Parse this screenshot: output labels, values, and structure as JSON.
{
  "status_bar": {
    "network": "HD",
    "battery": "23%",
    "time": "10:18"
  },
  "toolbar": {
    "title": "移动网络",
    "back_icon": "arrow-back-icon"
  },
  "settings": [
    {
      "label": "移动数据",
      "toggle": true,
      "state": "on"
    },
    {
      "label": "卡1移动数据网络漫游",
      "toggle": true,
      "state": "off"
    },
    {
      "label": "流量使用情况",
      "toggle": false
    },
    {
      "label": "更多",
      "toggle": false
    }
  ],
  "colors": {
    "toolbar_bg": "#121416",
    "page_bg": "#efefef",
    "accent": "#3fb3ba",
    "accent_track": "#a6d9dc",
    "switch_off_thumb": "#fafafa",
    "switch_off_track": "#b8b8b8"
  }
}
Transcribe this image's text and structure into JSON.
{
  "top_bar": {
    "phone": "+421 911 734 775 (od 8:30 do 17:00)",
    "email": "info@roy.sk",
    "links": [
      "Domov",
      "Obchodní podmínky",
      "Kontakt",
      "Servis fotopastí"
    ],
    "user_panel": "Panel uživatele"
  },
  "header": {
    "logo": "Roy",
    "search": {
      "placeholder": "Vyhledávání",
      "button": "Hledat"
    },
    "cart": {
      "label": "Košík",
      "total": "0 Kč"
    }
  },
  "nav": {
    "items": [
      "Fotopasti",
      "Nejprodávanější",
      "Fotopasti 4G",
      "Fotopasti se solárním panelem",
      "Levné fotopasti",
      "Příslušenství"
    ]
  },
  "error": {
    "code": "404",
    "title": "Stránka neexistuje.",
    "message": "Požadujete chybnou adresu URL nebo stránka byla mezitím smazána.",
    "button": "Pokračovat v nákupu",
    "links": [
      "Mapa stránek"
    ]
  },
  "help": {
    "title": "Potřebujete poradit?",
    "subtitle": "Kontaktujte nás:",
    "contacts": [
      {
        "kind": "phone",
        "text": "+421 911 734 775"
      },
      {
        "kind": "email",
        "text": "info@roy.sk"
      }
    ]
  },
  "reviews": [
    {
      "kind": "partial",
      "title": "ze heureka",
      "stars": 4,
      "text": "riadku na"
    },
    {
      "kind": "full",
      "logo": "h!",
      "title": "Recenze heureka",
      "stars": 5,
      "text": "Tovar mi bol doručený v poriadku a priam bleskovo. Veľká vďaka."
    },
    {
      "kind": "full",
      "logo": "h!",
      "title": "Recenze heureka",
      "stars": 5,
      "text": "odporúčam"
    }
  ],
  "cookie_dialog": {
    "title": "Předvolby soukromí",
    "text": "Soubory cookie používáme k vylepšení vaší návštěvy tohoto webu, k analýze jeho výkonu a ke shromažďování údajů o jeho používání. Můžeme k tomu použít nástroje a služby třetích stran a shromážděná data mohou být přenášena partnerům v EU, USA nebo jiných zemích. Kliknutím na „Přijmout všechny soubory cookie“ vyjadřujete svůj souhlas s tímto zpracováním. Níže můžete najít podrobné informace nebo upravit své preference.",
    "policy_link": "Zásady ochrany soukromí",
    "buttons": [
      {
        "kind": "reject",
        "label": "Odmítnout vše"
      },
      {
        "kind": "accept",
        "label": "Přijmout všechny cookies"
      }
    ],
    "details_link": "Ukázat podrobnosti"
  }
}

> _Problem_: Print the listing above in its entirety, with every line exact.

> _Answer to the exercise_:
Parse this screenshot: output labels, values, and structure as JSON.
{
  "status_bar": {
    "network": "HD",
    "battery": "23%",
    "time": "10:18"
  },
  "toolbar": {
    "title": "移动网络",
    "back_icon": "arrow-back-icon"
  },
  "settings": [
    {
      "label": "移动数据",
      "toggle": true,
      "state": "on"
    },
    {
      "label": "卡1移动数据网络漫游",
      "toggle": true,
      "state": "off"
    },
    {
      "label": "流量使用情况",
      "toggle": false
    },
    {
      "label": "更多",
      "toggle": false
    }
  ],
  "colors": {
    "toolbar_bg": "#121416",
    "page_bg": "#efefef",
    "accent": "#3fb3ba",
    "accent_track": "#a6d9dc",
    "switch_off_thumb": "#fafafa",
    "switch_off_track": "#b8b8b8"
  }
}
Transcribe this image's text and structure into JSON.
{
  "top_bar": {
    "phone": "+421 911 734 775 (od 8:30 do 17:00)",
    "email": "info@roy.sk",
    "links": [
      "Domov",
      "Obchodní podmínky",
      "Kontakt",
      "Servis fotopastí"
    ],
    "user_panel": "Panel uživatele"
  },
  "header": {
    "logo": "Roy",
    "search": {
      "placeholder": "Vyhledávání",
      "button": "Hledat"
    },
    "cart": {
      "label": "Košík",
      "total": "0 Kč"
    }
  },
  "nav": {
    "items": [
      "Fotopasti",
      "Nejprodávanější",
      "Fotopasti 4G",
      "Fotopasti se solárním panelem",
      "Levné fotopasti",
      "Příslušenství"
    ]
  },
  "error": {
    "code": "404",
    "title": "Stránka neexistuje.",
    "message": "Požadujete chybnou adresu URL nebo stránka byla mezitím smazána.",
    "button": "Pokračovat v nákupu",
    "links": [
      "Mapa stránek"
    ]
  },
  "help": {
    "title": "Potřebujete poradit?",
    "subtitle": "Kontaktujte nás:",
    "contacts": [
      {
        "kind": "phone",
        "text": "+421 911 734 775"
      },
      {
        "kind": "email",
        "text": "info@roy.sk"
      }
    ]
  },
  "reviews": [
    {
      "kind": "partial",
      "title": "ze heureka",
      "stars": 4,
      "text": "riadku na"
    },
    {
      "kind": "full",
      "logo": "h!",
      "title": "Recenze heureka",
      "stars": 5,
      "text": "Tovar mi bol doručený v poriadku a priam bleskovo. Veľká vďaka."
    },
    {
      "kind": "full",
      "logo": "h!",
      "title": "Recenze heureka",
      "stars": 5,
      "text": "odporúčam"
    }
  ],
  "cookie_dialog": {
    "title": "Předvolby soukromí",
    "text": "Soubory cookie používáme k vylepšení vaší návštěvy tohoto webu, k analýze jeho výkonu a ke shromažďování údajů o jeho používání. Můžeme k tomu použít nástroje a služby třetích stran a shromážděná data mohou být přenášena partnerům v EU, USA nebo jiných zemích. Kliknutím na „Přijmout všechny soubory cookie“ vyjadřujete svůj souhlas s tímto zpracováním. Níže můžete najít podrobné informace nebo upravit své preference.",
    "policy_link": "Zásady ochrany soukromí",
    "buttons": [
      {
        "kind": "reject",
        "label": "Odmítnout vše"
      },
      {
        "kind": "accept",
        "label": "Přijmout všechny cookies"
      }
    ],
    "details_link": "Ukázat podrobnosti"
  }
}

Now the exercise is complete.